━━━ DATA FOR THIS EXERCISE

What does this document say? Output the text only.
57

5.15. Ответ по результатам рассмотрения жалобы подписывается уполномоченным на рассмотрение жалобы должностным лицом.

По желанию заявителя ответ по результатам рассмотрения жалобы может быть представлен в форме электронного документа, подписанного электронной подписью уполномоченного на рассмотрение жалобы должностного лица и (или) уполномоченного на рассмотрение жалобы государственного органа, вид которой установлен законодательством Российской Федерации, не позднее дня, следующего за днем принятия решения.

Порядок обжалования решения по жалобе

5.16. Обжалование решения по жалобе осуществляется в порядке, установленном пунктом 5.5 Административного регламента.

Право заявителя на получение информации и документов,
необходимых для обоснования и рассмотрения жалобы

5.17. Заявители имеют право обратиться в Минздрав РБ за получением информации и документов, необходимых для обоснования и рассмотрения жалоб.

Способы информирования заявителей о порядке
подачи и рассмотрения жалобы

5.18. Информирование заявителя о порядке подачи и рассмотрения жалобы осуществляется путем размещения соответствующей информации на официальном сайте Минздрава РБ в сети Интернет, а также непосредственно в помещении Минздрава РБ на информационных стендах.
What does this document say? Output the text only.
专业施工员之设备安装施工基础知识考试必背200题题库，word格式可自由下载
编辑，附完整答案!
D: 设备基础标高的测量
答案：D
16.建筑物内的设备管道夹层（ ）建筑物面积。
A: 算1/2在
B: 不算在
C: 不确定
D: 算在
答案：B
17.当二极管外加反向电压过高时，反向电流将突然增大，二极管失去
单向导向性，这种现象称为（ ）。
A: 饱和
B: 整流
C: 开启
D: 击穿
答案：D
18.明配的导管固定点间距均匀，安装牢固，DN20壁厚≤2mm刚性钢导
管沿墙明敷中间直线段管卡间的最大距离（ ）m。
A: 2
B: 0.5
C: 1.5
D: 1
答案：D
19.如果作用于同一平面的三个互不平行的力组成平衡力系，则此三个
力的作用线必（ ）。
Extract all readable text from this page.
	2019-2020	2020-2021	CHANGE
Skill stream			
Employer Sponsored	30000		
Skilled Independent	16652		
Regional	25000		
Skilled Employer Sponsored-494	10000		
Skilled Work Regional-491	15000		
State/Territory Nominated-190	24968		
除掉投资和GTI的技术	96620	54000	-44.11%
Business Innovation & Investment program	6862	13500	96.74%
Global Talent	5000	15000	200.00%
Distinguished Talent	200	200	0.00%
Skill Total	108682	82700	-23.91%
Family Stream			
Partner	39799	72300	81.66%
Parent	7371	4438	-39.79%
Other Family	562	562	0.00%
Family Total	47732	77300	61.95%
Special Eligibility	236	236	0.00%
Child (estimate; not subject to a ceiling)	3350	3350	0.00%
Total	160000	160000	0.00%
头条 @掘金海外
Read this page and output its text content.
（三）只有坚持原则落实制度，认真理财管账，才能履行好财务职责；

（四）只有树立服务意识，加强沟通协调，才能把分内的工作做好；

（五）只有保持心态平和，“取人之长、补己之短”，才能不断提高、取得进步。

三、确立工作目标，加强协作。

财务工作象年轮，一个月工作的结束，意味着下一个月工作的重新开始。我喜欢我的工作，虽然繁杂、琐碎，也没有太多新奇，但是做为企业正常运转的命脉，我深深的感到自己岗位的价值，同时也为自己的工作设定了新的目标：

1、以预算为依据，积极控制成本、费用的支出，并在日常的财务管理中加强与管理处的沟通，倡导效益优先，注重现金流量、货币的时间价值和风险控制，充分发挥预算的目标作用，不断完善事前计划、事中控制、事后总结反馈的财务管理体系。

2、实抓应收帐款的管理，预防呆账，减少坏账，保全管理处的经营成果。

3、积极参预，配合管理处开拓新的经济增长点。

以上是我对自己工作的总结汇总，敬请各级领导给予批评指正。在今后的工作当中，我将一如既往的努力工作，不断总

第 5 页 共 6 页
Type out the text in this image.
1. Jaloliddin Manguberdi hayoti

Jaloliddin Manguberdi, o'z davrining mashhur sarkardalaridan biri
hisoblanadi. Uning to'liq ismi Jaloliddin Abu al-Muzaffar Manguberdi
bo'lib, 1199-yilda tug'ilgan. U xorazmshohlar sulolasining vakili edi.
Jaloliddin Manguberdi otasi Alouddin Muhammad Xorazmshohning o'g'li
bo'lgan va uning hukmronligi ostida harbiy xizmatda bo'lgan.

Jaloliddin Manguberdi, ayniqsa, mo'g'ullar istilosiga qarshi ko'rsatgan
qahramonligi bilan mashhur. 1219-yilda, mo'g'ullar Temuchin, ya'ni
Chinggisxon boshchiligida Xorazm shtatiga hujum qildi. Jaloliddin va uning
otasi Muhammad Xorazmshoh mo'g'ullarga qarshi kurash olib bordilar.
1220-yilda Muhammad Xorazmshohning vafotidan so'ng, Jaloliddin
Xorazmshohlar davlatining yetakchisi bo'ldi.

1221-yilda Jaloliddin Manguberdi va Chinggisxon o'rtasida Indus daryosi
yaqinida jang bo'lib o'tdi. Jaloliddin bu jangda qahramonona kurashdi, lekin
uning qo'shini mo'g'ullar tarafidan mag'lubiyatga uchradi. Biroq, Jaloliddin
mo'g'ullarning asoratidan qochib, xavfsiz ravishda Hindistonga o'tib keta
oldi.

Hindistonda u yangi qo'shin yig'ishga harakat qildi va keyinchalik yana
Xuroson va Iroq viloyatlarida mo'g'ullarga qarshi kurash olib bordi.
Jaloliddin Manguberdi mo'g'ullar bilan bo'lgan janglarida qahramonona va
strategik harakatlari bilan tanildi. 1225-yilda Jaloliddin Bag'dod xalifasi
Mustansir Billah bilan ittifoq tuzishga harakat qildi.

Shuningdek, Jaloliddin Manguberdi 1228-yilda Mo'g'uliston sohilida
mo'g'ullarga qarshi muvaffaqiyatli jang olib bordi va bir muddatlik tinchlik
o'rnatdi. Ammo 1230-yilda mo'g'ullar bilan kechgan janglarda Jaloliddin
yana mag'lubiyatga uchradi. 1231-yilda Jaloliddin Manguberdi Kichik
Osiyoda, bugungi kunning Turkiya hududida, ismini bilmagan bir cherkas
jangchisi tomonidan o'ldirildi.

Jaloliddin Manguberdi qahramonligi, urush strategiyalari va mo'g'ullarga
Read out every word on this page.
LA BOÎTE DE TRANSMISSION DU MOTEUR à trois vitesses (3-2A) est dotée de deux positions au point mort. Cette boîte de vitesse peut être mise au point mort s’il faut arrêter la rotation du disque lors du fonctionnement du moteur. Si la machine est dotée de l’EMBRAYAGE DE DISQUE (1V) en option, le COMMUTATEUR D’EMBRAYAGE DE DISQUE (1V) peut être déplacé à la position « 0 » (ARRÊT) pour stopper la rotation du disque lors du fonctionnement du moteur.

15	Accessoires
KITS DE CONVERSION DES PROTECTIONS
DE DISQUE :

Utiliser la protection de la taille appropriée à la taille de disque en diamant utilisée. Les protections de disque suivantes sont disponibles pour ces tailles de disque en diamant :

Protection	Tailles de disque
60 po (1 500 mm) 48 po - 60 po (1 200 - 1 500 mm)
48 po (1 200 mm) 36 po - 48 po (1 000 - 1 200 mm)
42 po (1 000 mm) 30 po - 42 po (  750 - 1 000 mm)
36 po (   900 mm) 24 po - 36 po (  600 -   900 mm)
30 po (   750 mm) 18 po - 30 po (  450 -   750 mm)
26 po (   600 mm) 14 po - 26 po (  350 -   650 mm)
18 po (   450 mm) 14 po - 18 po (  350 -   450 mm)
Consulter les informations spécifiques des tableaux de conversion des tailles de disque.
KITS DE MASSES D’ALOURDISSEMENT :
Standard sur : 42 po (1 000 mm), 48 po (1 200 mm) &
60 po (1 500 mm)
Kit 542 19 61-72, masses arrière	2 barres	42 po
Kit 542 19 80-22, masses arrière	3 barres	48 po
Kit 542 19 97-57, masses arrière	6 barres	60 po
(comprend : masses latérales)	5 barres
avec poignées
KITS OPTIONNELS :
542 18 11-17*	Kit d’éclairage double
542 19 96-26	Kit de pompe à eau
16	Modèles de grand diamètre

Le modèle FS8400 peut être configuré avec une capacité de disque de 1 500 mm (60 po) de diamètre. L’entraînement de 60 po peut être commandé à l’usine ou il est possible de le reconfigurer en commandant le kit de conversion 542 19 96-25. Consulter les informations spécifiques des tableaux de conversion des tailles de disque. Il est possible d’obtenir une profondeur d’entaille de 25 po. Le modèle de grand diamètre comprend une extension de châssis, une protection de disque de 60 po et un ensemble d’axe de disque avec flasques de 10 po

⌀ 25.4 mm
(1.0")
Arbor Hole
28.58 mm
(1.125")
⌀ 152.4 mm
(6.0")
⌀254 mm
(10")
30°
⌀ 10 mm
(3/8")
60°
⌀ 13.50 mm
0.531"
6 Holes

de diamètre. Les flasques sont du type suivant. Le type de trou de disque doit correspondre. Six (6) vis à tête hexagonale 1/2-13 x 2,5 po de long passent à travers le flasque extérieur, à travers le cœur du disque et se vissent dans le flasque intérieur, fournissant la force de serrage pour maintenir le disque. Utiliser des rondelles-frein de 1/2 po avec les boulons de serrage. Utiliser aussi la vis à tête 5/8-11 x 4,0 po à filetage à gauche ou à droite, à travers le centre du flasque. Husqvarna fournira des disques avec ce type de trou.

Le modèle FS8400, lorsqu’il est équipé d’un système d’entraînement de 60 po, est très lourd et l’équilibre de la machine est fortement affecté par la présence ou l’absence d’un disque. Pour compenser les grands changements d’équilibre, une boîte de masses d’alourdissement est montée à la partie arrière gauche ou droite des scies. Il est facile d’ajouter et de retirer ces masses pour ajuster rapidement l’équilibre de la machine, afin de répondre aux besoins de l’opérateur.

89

━━━━━━

PROBLEM TO WORK ON ▸ Pull every line containing the word "документов" out of the entries above.

ANSWER TO THIS EXERCISE ▸
Право заявителя на получение информации и документов,
5.17. Заявители имеют право обратиться в Минздрав РБ за получением информации и документов, необходимых для обоснования и рассмотрения жалоб.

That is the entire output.